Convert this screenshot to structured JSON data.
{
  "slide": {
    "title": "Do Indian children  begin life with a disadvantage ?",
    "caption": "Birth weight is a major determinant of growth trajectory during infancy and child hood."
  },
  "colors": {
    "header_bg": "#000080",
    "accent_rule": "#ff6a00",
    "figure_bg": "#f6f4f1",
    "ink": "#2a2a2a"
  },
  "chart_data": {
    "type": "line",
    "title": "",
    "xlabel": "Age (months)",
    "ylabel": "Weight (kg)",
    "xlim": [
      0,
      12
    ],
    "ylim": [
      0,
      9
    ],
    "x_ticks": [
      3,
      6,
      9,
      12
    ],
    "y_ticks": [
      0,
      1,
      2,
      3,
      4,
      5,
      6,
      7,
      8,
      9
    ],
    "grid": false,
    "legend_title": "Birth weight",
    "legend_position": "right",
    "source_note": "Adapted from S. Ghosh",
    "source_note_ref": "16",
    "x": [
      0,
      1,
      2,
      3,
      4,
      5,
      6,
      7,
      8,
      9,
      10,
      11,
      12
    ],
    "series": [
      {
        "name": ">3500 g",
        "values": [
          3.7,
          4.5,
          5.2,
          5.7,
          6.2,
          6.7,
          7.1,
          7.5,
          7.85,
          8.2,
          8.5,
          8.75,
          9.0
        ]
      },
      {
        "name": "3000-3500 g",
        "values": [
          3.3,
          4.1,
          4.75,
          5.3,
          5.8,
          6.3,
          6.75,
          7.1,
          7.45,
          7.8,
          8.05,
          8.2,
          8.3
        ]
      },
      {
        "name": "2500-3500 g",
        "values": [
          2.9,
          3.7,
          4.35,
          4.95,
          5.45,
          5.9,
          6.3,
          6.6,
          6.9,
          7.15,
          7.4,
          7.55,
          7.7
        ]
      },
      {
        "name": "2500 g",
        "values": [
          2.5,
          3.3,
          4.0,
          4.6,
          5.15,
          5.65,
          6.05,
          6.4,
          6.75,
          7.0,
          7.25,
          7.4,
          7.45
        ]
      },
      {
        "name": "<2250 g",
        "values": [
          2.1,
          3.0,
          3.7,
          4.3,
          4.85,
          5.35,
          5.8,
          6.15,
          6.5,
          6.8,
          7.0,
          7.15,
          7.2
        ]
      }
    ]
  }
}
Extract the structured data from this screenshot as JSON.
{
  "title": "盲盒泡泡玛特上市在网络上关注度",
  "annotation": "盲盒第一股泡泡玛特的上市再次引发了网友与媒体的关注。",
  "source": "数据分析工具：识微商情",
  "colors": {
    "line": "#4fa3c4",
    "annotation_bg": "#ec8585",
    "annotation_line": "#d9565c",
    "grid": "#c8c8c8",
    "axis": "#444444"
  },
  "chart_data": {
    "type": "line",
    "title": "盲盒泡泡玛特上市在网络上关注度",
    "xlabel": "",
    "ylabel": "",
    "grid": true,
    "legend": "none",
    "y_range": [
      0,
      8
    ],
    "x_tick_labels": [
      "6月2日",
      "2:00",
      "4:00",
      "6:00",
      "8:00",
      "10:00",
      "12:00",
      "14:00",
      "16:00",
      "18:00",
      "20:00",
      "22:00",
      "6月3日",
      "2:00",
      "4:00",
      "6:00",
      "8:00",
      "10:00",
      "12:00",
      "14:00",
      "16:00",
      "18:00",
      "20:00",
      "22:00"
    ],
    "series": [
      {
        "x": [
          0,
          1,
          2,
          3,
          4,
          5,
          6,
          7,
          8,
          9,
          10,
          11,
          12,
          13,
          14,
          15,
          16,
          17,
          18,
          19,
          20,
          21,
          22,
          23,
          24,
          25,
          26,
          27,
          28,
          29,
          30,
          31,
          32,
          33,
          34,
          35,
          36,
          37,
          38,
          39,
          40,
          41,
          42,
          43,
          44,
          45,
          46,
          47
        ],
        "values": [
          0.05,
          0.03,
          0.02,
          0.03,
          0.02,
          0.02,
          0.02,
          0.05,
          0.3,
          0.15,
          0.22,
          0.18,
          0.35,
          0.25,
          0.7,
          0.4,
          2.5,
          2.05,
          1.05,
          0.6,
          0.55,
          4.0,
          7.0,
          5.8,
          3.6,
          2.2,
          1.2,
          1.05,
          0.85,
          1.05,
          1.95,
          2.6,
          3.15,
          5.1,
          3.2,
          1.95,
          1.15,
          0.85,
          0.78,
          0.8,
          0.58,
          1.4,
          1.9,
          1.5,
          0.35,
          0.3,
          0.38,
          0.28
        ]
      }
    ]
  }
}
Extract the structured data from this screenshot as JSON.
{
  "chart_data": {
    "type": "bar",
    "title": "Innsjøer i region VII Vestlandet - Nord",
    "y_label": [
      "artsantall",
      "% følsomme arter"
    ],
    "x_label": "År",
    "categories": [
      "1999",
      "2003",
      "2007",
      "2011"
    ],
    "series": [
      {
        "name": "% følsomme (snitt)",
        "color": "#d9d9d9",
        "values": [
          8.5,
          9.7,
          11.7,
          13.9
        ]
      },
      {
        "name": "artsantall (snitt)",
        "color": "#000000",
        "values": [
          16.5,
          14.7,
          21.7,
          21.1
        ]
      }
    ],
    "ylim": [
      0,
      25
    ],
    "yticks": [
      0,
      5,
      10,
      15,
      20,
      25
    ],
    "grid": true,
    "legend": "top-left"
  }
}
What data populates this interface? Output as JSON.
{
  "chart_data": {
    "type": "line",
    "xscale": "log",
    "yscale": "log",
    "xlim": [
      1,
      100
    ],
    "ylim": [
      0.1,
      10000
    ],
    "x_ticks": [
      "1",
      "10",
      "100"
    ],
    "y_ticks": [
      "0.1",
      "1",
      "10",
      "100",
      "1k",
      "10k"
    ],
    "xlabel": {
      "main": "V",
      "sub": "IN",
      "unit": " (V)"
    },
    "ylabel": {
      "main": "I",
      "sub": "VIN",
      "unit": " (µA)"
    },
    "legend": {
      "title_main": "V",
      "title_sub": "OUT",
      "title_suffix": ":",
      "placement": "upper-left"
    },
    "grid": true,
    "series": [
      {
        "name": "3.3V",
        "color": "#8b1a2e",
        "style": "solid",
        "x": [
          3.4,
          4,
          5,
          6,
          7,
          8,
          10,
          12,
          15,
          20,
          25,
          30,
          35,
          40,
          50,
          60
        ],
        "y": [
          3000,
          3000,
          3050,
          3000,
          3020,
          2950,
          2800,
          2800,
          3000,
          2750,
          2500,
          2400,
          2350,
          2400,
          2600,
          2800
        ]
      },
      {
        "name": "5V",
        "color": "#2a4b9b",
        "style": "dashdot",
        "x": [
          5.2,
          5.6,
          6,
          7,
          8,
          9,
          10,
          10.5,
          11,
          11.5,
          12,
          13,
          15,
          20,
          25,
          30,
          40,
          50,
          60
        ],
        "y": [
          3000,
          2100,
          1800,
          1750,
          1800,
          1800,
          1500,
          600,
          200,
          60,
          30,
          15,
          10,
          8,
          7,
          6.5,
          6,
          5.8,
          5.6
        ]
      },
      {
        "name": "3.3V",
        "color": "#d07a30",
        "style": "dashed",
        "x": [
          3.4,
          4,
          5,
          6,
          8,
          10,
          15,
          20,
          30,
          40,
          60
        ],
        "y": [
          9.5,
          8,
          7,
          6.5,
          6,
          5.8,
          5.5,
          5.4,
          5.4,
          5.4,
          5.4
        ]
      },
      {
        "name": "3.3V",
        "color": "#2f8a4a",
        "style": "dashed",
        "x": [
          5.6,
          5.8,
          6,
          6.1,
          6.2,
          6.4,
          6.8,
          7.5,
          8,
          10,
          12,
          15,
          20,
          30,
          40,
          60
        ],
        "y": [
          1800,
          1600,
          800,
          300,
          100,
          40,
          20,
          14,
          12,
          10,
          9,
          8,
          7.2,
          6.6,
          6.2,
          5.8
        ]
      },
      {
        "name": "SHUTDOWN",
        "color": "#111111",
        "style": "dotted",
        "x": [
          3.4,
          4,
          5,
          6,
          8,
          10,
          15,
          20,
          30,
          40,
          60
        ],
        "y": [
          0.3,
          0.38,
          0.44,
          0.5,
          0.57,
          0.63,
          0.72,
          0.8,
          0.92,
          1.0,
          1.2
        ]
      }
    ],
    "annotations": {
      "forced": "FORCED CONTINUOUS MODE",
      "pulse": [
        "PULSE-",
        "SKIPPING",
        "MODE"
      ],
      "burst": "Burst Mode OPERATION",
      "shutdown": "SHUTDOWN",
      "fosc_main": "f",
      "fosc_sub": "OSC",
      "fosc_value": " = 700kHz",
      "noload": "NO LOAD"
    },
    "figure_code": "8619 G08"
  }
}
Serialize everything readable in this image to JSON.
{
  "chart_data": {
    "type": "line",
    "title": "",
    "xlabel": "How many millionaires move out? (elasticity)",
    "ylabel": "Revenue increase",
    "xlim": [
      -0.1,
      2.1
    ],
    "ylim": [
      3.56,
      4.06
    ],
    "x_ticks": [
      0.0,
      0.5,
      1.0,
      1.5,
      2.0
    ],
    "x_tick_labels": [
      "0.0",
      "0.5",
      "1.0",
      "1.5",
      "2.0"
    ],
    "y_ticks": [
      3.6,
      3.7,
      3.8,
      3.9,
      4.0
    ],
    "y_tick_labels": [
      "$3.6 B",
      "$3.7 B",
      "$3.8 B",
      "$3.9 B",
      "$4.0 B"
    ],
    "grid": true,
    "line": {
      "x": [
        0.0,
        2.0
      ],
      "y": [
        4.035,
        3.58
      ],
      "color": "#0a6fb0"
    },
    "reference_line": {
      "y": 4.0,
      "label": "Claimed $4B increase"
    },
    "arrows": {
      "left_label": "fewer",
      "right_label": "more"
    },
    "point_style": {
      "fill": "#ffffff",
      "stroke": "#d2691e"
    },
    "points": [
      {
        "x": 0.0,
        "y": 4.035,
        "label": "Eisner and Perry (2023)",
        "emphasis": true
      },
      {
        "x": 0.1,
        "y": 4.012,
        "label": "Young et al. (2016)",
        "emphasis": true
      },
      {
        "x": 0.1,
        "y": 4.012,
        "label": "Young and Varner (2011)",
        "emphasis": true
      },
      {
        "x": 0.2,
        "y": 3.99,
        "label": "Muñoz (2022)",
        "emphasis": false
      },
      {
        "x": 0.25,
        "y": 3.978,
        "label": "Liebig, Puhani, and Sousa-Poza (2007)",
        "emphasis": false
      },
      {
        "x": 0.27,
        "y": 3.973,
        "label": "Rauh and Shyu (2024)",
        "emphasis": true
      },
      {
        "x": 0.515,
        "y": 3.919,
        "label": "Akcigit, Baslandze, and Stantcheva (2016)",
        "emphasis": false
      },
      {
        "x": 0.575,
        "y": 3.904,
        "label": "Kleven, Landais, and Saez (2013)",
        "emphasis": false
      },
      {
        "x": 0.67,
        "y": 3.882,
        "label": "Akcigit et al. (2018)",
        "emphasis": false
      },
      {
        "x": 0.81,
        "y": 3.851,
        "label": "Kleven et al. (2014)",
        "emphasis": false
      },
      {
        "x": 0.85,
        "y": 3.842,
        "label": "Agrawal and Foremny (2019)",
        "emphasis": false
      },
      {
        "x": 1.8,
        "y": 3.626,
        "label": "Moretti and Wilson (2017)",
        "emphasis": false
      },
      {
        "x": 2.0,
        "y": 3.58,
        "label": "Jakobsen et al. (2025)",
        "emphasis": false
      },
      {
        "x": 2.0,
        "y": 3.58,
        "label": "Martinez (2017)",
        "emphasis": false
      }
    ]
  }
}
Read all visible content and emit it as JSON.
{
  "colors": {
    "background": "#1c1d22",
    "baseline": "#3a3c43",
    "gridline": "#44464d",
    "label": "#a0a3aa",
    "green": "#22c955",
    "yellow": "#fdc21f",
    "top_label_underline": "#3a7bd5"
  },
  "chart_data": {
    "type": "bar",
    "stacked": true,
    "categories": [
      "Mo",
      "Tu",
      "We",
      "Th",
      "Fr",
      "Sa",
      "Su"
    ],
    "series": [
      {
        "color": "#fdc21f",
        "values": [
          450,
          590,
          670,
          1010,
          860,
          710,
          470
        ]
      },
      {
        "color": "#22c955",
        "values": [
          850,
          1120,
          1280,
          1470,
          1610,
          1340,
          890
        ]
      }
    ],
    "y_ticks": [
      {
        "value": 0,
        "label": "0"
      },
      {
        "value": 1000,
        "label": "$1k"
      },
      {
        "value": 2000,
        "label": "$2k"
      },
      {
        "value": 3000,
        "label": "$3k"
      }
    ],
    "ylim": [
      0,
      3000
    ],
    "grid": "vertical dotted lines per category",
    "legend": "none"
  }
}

-.-.-

State only the number of lines in these entries that contain "Young".

## THE REPLY
2